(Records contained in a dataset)
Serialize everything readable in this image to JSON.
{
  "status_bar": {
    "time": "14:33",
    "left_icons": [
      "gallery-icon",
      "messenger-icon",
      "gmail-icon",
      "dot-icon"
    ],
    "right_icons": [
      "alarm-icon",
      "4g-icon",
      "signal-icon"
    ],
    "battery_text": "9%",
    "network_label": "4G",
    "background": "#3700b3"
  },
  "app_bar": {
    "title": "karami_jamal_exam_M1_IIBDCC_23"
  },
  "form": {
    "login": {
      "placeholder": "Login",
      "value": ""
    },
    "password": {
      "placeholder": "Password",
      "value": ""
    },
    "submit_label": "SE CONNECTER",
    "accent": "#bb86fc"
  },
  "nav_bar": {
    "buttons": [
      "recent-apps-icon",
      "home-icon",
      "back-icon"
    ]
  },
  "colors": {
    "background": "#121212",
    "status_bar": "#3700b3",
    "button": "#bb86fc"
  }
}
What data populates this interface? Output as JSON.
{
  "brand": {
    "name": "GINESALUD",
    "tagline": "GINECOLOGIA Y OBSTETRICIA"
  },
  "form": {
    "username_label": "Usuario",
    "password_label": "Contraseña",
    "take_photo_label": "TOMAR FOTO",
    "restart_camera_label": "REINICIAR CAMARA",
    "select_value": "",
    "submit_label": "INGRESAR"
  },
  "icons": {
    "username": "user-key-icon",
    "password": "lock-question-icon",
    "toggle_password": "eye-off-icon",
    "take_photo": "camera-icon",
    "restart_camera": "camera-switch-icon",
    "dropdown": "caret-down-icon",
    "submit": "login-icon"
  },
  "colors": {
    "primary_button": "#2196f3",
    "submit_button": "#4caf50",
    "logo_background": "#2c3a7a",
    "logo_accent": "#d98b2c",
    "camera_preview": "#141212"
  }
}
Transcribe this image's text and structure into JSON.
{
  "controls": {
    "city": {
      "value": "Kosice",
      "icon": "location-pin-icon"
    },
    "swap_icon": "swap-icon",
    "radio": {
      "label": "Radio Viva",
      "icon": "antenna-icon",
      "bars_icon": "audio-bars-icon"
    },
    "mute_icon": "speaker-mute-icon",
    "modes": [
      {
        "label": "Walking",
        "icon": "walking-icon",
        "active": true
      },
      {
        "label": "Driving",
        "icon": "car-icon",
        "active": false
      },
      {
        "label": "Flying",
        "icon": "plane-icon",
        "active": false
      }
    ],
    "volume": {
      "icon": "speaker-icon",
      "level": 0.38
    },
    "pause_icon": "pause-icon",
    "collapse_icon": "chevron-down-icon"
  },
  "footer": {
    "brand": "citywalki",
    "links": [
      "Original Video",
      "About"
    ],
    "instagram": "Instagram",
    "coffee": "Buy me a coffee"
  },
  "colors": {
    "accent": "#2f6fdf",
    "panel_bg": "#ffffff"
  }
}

**Instructions for the task**
Scan the material above. Copy each line that holds the word "speaker".

**Response to the exercise**
    "mute_icon": "speaker-mute-icon",
      "icon": "speaker-icon",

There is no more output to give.